### WRITTEN INSTRUCTION
Identify all lines of the data containing the string "JSON" and copy them.

───── ENTRIES SUPPLIED

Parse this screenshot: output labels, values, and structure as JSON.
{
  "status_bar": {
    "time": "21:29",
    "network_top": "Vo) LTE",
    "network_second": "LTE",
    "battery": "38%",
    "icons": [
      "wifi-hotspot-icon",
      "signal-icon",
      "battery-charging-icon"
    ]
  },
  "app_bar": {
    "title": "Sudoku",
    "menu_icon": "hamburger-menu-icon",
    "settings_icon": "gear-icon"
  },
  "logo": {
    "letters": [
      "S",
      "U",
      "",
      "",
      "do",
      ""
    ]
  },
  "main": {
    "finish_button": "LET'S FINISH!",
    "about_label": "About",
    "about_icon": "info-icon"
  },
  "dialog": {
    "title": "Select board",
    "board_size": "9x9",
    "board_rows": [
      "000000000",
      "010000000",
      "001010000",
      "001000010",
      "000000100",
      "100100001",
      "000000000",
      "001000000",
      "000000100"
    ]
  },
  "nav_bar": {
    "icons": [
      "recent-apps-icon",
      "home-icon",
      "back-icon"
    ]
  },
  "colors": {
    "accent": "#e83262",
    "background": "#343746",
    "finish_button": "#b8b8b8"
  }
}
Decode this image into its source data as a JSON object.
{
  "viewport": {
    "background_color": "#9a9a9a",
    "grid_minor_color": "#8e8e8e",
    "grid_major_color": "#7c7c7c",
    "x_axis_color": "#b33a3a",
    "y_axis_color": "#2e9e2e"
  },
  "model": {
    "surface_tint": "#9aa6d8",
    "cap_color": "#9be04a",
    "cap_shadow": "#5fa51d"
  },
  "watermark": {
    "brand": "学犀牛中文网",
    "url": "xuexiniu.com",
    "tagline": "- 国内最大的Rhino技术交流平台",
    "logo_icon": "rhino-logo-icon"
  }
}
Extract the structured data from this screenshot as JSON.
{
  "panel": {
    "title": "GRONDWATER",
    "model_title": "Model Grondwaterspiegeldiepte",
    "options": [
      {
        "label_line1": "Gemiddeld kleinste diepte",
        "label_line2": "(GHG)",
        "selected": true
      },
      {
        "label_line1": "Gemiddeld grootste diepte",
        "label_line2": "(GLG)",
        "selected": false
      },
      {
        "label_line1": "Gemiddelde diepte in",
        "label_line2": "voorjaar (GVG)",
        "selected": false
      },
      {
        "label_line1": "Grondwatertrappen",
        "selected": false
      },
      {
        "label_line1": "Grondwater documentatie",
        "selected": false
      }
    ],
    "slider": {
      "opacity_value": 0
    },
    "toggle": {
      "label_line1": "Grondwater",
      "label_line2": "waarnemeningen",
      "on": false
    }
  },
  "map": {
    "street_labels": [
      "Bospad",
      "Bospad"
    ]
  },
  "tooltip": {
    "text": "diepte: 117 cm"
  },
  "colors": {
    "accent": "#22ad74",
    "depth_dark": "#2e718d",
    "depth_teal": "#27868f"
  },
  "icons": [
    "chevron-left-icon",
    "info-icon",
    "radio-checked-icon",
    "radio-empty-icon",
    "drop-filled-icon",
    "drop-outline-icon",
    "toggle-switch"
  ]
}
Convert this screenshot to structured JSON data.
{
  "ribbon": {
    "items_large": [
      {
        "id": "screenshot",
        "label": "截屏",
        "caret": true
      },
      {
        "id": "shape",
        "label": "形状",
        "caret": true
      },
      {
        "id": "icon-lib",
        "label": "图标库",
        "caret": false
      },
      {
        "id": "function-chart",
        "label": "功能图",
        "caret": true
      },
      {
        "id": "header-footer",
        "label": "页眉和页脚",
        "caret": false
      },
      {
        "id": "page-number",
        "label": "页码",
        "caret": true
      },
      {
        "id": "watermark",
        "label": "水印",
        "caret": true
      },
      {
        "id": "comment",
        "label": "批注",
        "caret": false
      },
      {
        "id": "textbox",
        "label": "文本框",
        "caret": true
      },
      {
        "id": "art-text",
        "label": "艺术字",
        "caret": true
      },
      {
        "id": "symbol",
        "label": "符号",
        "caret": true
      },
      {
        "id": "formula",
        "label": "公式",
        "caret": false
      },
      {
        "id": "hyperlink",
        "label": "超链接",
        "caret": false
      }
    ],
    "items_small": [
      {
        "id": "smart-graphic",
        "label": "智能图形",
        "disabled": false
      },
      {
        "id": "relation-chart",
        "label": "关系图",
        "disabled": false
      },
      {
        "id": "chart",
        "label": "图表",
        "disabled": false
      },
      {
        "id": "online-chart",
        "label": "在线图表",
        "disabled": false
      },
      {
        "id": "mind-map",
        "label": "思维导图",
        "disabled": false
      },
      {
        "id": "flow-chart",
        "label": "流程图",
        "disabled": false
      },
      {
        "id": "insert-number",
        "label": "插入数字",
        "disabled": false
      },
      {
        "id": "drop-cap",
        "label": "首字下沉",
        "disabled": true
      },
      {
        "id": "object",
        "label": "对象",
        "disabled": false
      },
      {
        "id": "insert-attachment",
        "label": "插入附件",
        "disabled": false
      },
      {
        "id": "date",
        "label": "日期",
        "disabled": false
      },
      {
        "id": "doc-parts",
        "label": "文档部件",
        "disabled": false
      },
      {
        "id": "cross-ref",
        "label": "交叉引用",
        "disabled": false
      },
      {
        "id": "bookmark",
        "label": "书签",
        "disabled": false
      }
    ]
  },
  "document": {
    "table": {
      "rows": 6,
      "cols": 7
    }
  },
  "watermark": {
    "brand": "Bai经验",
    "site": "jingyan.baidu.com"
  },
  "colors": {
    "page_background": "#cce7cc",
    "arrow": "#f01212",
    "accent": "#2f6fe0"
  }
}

──────────

### WRITTEN REPLY
Parse this screenshot: output labels, values, and structure as JSON.
Decode this image into its source data as a JSON object.
Extract the structured data from this screenshot as JSON.
Convert this screenshot to structured JSON data.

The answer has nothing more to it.